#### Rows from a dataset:
** START **
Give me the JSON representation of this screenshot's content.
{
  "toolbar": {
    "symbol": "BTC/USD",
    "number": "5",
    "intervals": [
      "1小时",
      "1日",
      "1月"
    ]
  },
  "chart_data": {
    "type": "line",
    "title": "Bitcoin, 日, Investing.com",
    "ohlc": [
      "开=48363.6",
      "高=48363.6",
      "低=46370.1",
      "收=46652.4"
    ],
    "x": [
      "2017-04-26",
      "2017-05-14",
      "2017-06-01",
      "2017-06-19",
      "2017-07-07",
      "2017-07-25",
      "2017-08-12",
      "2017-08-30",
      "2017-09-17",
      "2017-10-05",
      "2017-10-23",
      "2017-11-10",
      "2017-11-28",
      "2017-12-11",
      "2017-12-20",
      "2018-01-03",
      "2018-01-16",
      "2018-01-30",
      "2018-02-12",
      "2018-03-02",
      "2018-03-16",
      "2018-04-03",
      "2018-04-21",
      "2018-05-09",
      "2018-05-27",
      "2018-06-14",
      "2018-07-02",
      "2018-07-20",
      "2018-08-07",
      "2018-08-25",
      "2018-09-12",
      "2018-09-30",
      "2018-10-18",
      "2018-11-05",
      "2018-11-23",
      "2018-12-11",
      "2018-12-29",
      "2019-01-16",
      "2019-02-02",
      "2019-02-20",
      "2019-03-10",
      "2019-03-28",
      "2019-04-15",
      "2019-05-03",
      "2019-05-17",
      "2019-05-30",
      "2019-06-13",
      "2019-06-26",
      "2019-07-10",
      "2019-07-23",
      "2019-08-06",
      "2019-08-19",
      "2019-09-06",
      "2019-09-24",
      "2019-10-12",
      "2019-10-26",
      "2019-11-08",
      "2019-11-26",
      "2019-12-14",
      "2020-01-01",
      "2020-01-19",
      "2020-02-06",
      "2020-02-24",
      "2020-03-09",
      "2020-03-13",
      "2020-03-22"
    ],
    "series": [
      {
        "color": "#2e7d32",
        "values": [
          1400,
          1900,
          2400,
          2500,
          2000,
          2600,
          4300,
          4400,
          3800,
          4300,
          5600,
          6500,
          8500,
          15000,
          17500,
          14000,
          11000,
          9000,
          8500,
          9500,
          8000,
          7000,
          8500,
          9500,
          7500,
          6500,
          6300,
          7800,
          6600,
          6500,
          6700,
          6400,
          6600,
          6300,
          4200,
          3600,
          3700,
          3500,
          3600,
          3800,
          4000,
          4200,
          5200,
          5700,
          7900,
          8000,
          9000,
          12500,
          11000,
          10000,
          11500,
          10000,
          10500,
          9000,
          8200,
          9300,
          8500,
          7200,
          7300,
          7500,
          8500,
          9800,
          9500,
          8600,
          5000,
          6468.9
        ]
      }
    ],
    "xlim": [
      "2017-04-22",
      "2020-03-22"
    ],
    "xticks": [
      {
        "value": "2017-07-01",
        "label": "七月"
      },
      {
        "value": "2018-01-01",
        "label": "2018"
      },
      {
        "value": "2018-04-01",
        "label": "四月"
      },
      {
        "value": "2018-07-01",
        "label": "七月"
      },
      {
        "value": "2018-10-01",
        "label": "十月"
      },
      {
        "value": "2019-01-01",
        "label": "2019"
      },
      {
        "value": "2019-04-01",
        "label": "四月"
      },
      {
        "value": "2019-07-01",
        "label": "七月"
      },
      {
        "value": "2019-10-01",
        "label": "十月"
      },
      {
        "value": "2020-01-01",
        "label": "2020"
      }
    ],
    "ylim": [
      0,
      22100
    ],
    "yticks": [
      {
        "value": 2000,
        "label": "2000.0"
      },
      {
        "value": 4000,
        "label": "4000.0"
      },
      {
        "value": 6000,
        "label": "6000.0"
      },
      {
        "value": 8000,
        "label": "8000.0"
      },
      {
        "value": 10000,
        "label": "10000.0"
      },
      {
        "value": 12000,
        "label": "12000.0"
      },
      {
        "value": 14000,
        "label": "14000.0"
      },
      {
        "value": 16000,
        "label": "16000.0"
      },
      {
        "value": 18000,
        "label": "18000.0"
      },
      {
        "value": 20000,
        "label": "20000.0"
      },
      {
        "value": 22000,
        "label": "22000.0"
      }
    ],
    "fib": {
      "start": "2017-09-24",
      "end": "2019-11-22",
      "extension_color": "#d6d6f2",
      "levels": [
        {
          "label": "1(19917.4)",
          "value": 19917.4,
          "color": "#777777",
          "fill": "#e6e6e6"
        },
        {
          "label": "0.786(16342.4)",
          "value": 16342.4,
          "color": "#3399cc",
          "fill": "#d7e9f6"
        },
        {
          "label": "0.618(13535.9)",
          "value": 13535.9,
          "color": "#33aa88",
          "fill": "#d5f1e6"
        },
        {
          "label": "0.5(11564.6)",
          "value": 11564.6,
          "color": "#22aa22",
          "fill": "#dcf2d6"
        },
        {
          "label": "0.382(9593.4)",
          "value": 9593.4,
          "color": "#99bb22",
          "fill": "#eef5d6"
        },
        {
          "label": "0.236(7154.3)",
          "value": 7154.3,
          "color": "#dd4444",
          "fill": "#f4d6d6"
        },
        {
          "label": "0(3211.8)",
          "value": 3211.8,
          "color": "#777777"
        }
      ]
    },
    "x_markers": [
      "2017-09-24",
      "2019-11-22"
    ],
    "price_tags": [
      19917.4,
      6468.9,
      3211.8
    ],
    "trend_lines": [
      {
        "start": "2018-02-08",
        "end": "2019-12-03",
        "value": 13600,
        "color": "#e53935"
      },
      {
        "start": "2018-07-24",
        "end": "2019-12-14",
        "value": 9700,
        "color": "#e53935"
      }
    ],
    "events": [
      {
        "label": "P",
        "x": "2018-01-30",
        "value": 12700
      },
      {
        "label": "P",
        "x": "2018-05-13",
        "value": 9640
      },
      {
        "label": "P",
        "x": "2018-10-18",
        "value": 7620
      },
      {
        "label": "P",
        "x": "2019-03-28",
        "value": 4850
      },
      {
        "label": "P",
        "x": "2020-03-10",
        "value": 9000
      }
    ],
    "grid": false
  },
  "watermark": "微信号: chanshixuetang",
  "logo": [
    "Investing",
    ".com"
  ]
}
** END **
#### Description of the task:
In the listing above, how many lines include the word "fill"? Answer with the number and nothing more.

#### Exercise response:
6